Extracted data entries
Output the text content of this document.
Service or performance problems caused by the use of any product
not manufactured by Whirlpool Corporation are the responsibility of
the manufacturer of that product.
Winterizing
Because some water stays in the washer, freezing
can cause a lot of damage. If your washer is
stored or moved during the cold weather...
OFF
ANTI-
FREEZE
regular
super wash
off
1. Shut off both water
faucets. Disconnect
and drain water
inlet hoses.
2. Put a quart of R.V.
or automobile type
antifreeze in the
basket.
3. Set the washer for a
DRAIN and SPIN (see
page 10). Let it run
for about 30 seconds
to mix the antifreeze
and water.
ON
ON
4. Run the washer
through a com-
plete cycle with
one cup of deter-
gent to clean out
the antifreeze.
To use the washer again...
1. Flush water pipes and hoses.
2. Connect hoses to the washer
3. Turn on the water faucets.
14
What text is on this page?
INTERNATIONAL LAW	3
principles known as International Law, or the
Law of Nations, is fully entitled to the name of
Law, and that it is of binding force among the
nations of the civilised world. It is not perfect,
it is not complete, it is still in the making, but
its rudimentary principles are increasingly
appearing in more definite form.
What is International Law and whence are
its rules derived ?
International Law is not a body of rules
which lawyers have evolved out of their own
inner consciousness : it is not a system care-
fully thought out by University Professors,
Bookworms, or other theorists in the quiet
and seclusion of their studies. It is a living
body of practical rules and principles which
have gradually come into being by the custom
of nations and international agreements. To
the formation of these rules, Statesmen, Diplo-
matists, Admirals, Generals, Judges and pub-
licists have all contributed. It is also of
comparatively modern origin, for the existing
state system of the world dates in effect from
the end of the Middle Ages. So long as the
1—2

### WHAT YOU WILL DO
Your task is to write out the lines from the one with "What text is on this page?" through the end of the records, exactly and with nothing added.

### FULL OUTPUT
What text is on this page?
INTERNATIONAL LAW	3
principles known as International Law, or the
Law of Nations, is fully entitled to the name of
Law, and that it is of binding force among the
nations of the civilised world. It is not perfect,
it is not complete, it is still in the making, but
its rudimentary principles are increasingly
appearing in more definite form.
What is International Law and whence are
its rules derived ?
International Law is not a body of rules
which lawyers have evolved out of their own
inner consciousness : it is not a system care-
fully thought out by University Professors,
Bookworms, or other theorists in the quiet
and seclusion of their studies. It is a living
body of practical rules and principles which
have gradually come into being by the custom
of nations and international agreements. To
the formation of these rules, Statesmen, Diplo-
matists, Admirals, Generals, Judges and pub-
licists have all contributed. It is also of
comparatively modern origin, for the existing
state system of the world dates in effect from
the end of the Middle Ages. So long as the
1—2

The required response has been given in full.